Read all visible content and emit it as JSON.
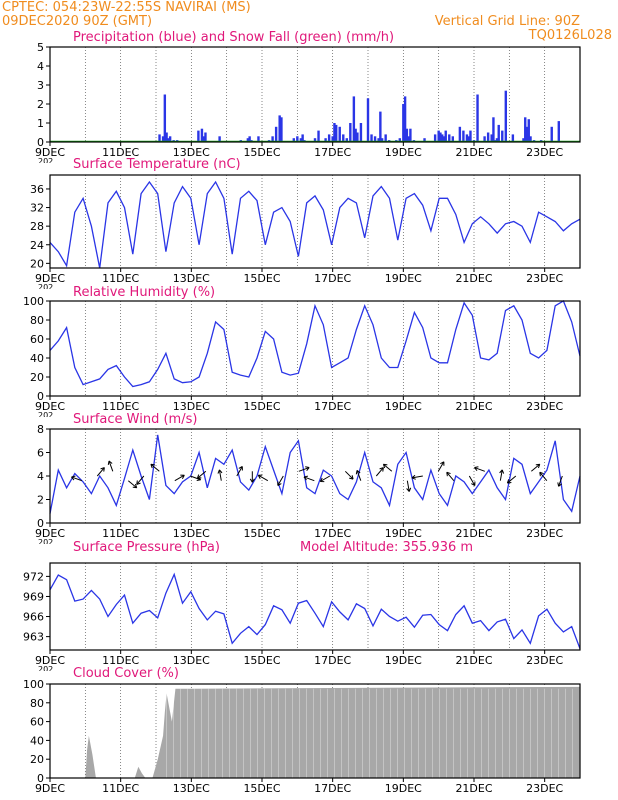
{
  "header": {
    "line1_left": "CPTEC:   054:23W-22:55S   NAVIRAI (MS)",
    "line2_left": "09DEC2020 90Z (GMT)",
    "line1_right": "Vertical Grid Line: 90Z",
    "line2_right": "TQ0126L028"
  },
  "colors": {
    "header": "#f08c1e",
    "title": "#e0187a",
    "series": "#2a35e6",
    "snow": "#14a014",
    "cloud": "#a8a8a8",
    "wind_arrow": "#000000"
  },
  "x_axis": {
    "tick_labels": [
      "9DEC",
      "11DEC",
      "13DEC",
      "15DEC",
      "17DEC",
      "19DEC",
      "21DEC",
      "23DEC"
    ],
    "tick_positions": [
      0,
      2,
      4,
      6,
      8,
      10,
      12,
      14
    ],
    "range": [
      0,
      15
    ],
    "vertical_grid_days": [
      1,
      2,
      3,
      4,
      5,
      6,
      7,
      8,
      9,
      10,
      11,
      12,
      13,
      14
    ],
    "year_fragment": "202"
  },
  "chart_data": [
    {
      "type": "bar",
      "title": "Precipitation (blue) and Snow Fall (green) (mm/h)",
      "ylim": [
        0,
        5
      ],
      "yticks": [
        0,
        1,
        2,
        3,
        4,
        5
      ],
      "series": [
        {
          "name": "Precipitation (blue)",
          "color": "#2a35e6",
          "x": [
            3.1,
            3.2,
            3.25,
            3.3,
            3.35,
            3.4,
            3.5,
            3.6,
            4.2,
            4.3,
            4.35,
            4.4,
            4.8,
            5.4,
            5.6,
            5.65,
            5.7,
            5.9,
            6.2,
            6.3,
            6.4,
            6.5,
            6.55,
            6.9,
            7.0,
            7.1,
            7.15,
            7.2,
            7.5,
            7.6,
            7.8,
            7.9,
            8.0,
            8.05,
            8.1,
            8.2,
            8.3,
            8.4,
            8.5,
            8.6,
            8.65,
            8.7,
            8.8,
            9.0,
            9.1,
            9.2,
            9.3,
            9.35,
            9.4,
            9.5,
            9.6,
            9.8,
            9.9,
            10.0,
            10.05,
            10.1,
            10.15,
            10.2,
            10.3,
            10.6,
            10.9,
            11.0,
            11.05,
            11.1,
            11.15,
            11.2,
            11.3,
            11.4,
            11.6,
            11.7,
            11.8,
            11.85,
            11.9,
            12.0,
            12.1,
            12.3,
            12.4,
            12.5,
            12.55,
            12.6,
            12.65,
            12.7,
            12.8,
            12.9,
            13.1,
            13.4,
            13.45,
            13.5,
            13.55,
            13.6,
            13.7,
            13.9,
            14.2,
            14.4
          ],
          "values": [
            0.4,
            0.3,
            2.5,
            0.5,
            0.2,
            0.3,
            0.1,
            0.1,
            0.6,
            0.7,
            0.3,
            0.5,
            0.3,
            0.1,
            0.2,
            0.3,
            0.1,
            0.3,
            0.1,
            0.3,
            0.8,
            1.4,
            1.3,
            0.2,
            0.3,
            0.2,
            0.4,
            0.1,
            0.2,
            0.6,
            0.2,
            0.4,
            0.3,
            1.0,
            0.9,
            0.8,
            0.4,
            0.2,
            1.0,
            2.4,
            0.7,
            0.5,
            1.0,
            2.3,
            0.4,
            0.3,
            0.2,
            1.6,
            0.2,
            0.4,
            0.1,
            0.1,
            0.2,
            2.0,
            2.4,
            0.7,
            0.3,
            0.7,
            0.1,
            0.2,
            0.4,
            0.6,
            0.5,
            0.4,
            0.3,
            0.6,
            0.4,
            0.3,
            0.8,
            0.6,
            0.4,
            0.3,
            0.6,
            0.1,
            2.5,
            0.3,
            0.5,
            0.4,
            1.3,
            0.1,
            0.2,
            0.9,
            0.6,
            2.7,
            0.4,
            0.2,
            1.3,
            0.8,
            1.2,
            0.3,
            0.1,
            0.1,
            0.8,
            1.1
          ]
        },
        {
          "name": "Snow Fall (green)",
          "color": "#14a014",
          "constant": 0
        }
      ]
    },
    {
      "type": "line",
      "title": "Surface Temperature (nC)",
      "ylim": [
        19,
        39
      ],
      "yticks": [
        20,
        24,
        28,
        32,
        36
      ],
      "series": [
        {
          "name": "",
          "color": "#2a35e6",
          "values": [
            24.5,
            22.5,
            19.5,
            31.0,
            34.0,
            28.0,
            19.0,
            33.0,
            35.5,
            32.0,
            22.0,
            35.0,
            37.5,
            35.0,
            22.5,
            33.0,
            36.5,
            34.0,
            24.0,
            35.0,
            37.5,
            34.0,
            22.0,
            34.0,
            35.5,
            33.5,
            24.0,
            31.0,
            32.0,
            29.0,
            21.5,
            33.0,
            34.5,
            31.5,
            24.0,
            32.0,
            34.0,
            33.0,
            25.5,
            34.5,
            36.5,
            34.0,
            25.0,
            34.0,
            35.0,
            32.5,
            27.0,
            34.0,
            34.0,
            30.5,
            24.5,
            28.5,
            30.0,
            28.5,
            26.5,
            28.5,
            29.0,
            28.0,
            24.5,
            31.0,
            30.0,
            29.0,
            27.0,
            28.5,
            29.5
          ]
        }
      ]
    },
    {
      "type": "line",
      "title": "Relative Humidity (%)",
      "ylim": [
        0,
        100
      ],
      "yticks": [
        0,
        20,
        40,
        60,
        80,
        100
      ],
      "series": [
        {
          "name": "",
          "color": "#2a35e6",
          "values": [
            48,
            58,
            72,
            30,
            12,
            15,
            18,
            28,
            32,
            20,
            10,
            12,
            15,
            28,
            45,
            18,
            14,
            15,
            20,
            45,
            78,
            70,
            25,
            22,
            20,
            40,
            68,
            60,
            25,
            22,
            24,
            55,
            95,
            75,
            30,
            35,
            40,
            70,
            95,
            75,
            40,
            30,
            30,
            58,
            88,
            72,
            40,
            35,
            35,
            70,
            98,
            85,
            40,
            38,
            45,
            90,
            95,
            80,
            45,
            40,
            48,
            95,
            100,
            78,
            42
          ]
        }
      ]
    },
    {
      "type": "line",
      "title": "Surface Wind (m/s)",
      "ylim": [
        0,
        8
      ],
      "yticks": [
        0,
        2,
        4,
        6,
        8
      ],
      "series": [
        {
          "name": "",
          "color": "#2a35e6",
          "values": [
            0.8,
            4.5,
            3.0,
            4.2,
            3.5,
            2.5,
            4.0,
            3.0,
            1.5,
            3.8,
            6.2,
            4.0,
            2.0,
            7.5,
            3.2,
            2.5,
            3.5,
            4.0,
            6.0,
            3.0,
            5.5,
            5.0,
            6.2,
            3.5,
            2.8,
            4.0,
            6.5,
            4.5,
            2.5,
            6.0,
            7.0,
            3.0,
            2.5,
            4.5,
            4.0,
            2.5,
            2.0,
            3.5,
            6.0,
            3.5,
            3.0,
            1.5,
            5.0,
            6.0,
            3.0,
            2.0,
            4.5,
            2.5,
            1.5,
            4.0,
            3.5,
            2.5,
            3.5,
            4.5,
            3.0,
            2.0,
            5.5,
            5.0,
            2.5,
            3.5,
            4.5,
            7.0,
            2.0,
            1.0,
            4.0
          ]
        }
      ]
    },
    {
      "type": "line",
      "title": "Surface Pressure (hPa)",
      "annotation": "Model Altitude: 355.936  m",
      "ylim": [
        961,
        974
      ],
      "yticks": [
        963,
        966,
        969,
        972
      ],
      "series": [
        {
          "name": "",
          "color": "#2a35e6",
          "values": [
            970.0,
            972.2,
            971.5,
            968.3,
            968.6,
            969.9,
            968.6,
            966.0,
            967.8,
            969.2,
            965.0,
            966.5,
            966.9,
            965.8,
            969.5,
            972.3,
            968.0,
            969.7,
            967.2,
            965.5,
            966.8,
            966.4,
            962.0,
            963.5,
            964.5,
            963.3,
            964.8,
            967.6,
            967.0,
            965.0,
            968.0,
            968.4,
            966.5,
            964.5,
            968.2,
            966.7,
            965.5,
            967.9,
            967.2,
            964.6,
            967.1,
            966.0,
            965.3,
            965.9,
            964.4,
            966.2,
            966.3,
            964.8,
            963.9,
            966.3,
            967.6,
            965.0,
            965.4,
            963.9,
            965.2,
            965.6,
            962.7,
            964.0,
            962.0,
            966.1,
            967.1,
            965.0,
            963.7,
            964.5,
            961.2
          ]
        }
      ]
    },
    {
      "type": "area",
      "title": "Cloud Cover (%)",
      "ylim": [
        0,
        100
      ],
      "yticks": [
        0,
        20,
        40,
        60,
        80,
        100
      ],
      "series": [
        {
          "name": "",
          "color": "#a8a8a8",
          "x": [
            0,
            0.6,
            1.0,
            1.05,
            1.1,
            1.2,
            1.3,
            2.0,
            2.4,
            2.5,
            2.6,
            2.7,
            2.9,
            3.05,
            3.2,
            3.25,
            3.3,
            3.45,
            3.55,
            3.75,
            4.0,
            15.0
          ],
          "values": [
            0,
            0,
            0,
            30,
            45,
            25,
            0,
            0,
            0,
            12,
            5,
            0,
            0,
            20,
            45,
            70,
            90,
            60,
            95,
            95,
            95,
            97
          ]
        }
      ]
    }
  ]
}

■ WHAT TO DO ■
Looking at the records above, report how many lines contain the word "green". Answer with the number only.

■ THE RESULT ■
2